**Request**
Leave the pictures out. Return all other data exactly.

═══ Listing

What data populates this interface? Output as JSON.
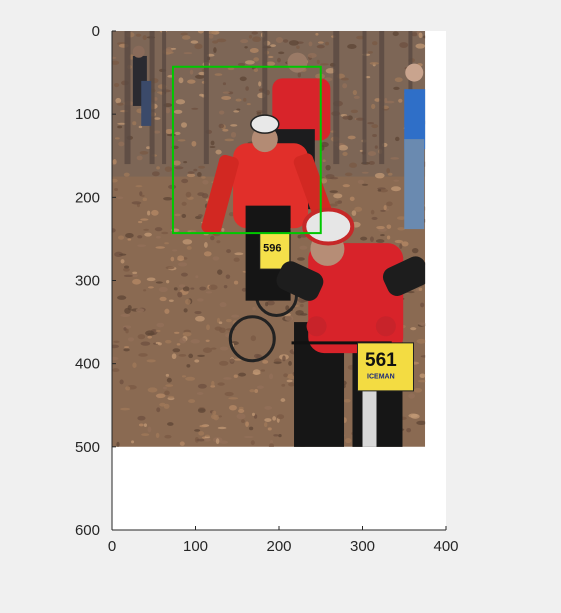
{
  "figure": {
    "background_color": "#f0f0f0",
    "axes_background_color": "#ffffff",
    "axis_color": "#262626"
  },
  "chart_data": {
    "type": "image",
    "title": "",
    "xlabel": "",
    "ylabel": "",
    "xlim": [
      0,
      400
    ],
    "ylim": [
      600,
      0
    ],
    "y_direction": "reverse",
    "x_ticks": [
      0,
      100,
      200,
      300,
      400
    ],
    "y_ticks": [
      0,
      100,
      200,
      300,
      400,
      500,
      600
    ],
    "x_tick_labels": [
      "0",
      "100",
      "200",
      "300",
      "400"
    ],
    "y_tick_labels": [
      "0",
      "100",
      "200",
      "300",
      "400",
      "500",
      "600"
    ],
    "image": {
      "description": "photo: two mountain bike racers in red jackets riding through leaf-covered woods with spectators",
      "extent_x": [
        0,
        375
      ],
      "extent_y": [
        0,
        500
      ],
      "number_plates": [
        "596",
        "561"
      ],
      "plate_text": "ICEMAN"
    },
    "bounding_box": {
      "color": "#00c800",
      "x": [
        73,
        250
      ],
      "y": [
        43,
        243
      ]
    },
    "grid": false
  }
}
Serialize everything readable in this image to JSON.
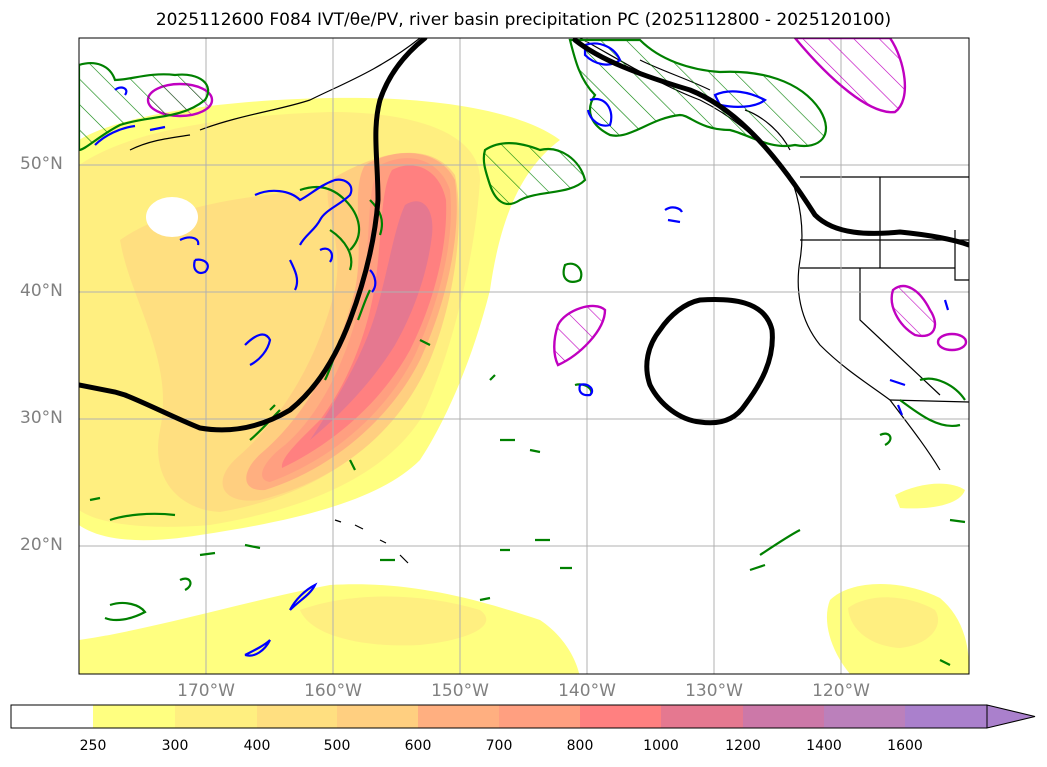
{
  "title": "2025112600 F084 IVT/θe/PV, river basin precipitation PC (2025112800 - 2025120100)",
  "map": {
    "lat_labels": [
      "50°N",
      "40°N",
      "30°N",
      "20°N"
    ],
    "lon_labels": [
      "170°W",
      "160°W",
      "150°W",
      "140°W",
      "130°W",
      "120°W"
    ]
  },
  "colorbar": {
    "levels": [
      "250",
      "300",
      "400",
      "500",
      "600",
      "700",
      "800",
      "1000",
      "1200",
      "1400",
      "1600"
    ],
    "colors": [
      "#ffffff",
      "#ffff80",
      "#ffef80",
      "#ffdf80",
      "#ffcf80",
      "#ffaf80",
      "#ff9f80",
      "#ff8080",
      "#e57890",
      "#cc78a8",
      "#bb80bb",
      "#aa80cc"
    ],
    "extend": "max"
  },
  "legend_colors": {
    "ivt_low": "#ffff80",
    "ivt_high": "#ff8080",
    "theta_e_contour": "#008000",
    "pv_contour": "#0000ff",
    "precip_pc": "#c000c0",
    "jet_line": "#000000"
  }
}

══════

**Complete response**
What data populates this interface? Output as JSON.
{
  "figure": {
    "background_color": "#f0f0f0",
    "axes_background_color": "#ffffff",
    "axis_color": "#262626"
  },
  "chart_data": {
    "type": "image",
    "title": "",
    "xlabel": "",
    "ylabel": "",
    "xlim": [
      0,
      400
    ],
    "ylim": [
      600,
      0
    ],
    "y_direction": "reverse",
    "x_ticks": [
      0,
      100,
      200,
      300,
      400
    ],
    "y_ticks": [
      0,
      100,
      200,
      300,
      400,
      500,
      600
    ],
    "x_tick_labels": [
      "0",
      "100",
      "200",
      "300",
      "400"
    ],
    "y_tick_labels": [
      "0",
      "100",
      "200",
      "300",
      "400",
      "500",
      "600"
    ],
    "image": {
      "description": "photo: two mountain bike racers in red jackets riding through leaf-covered woods with spectators",
      "extent_x": [
        0,
        375
      ],
      "extent_y": [
        0,
        500
      ],
      "number_plates": [
        "596",
        "561"
      ],
      "plate_text": "ICEMAN"
    },
    "bounding_box": {
      "color": "#00c800",
      "x": [
        73,
        250
      ],
      "y": [
        43,
        243
      ]
    },
    "grid": false
  }
}
Serialize everything readable in this image to JSON.
{
  "title": "2025112600 F084 IVT/θe/PV, river basin precipitation PC (2025112800 - 2025120100)",
  "map": {
    "lat_labels": [
      "50°N",
      "40°N",
      "30°N",
      "20°N"
    ],
    "lon_labels": [
      "170°W",
      "160°W",
      "150°W",
      "140°W",
      "130°W",
      "120°W"
    ]
  },
  "colorbar": {
    "levels": [
      "250",
      "300",
      "400",
      "500",
      "600",
      "700",
      "800",
      "1000",
      "1200",
      "1400",
      "1600"
    ],
    "colors": [
      "#ffffff",
      "#ffff80",
      "#ffef80",
      "#ffdf80",
      "#ffcf80",
      "#ffaf80",
      "#ff9f80",
      "#ff8080",
      "#e57890",
      "#cc78a8",
      "#bb80bb",
      "#aa80cc"
    ],
    "extend": "max"
  },
  "legend_colors": {
    "ivt_low": "#ffff80",
    "ivt_high": "#ff8080",
    "theta_e_contour": "#008000",
    "pv_contour": "#0000ff",
    "precip_pc": "#c000c0",
    "jet_line": "#000000"
  }
}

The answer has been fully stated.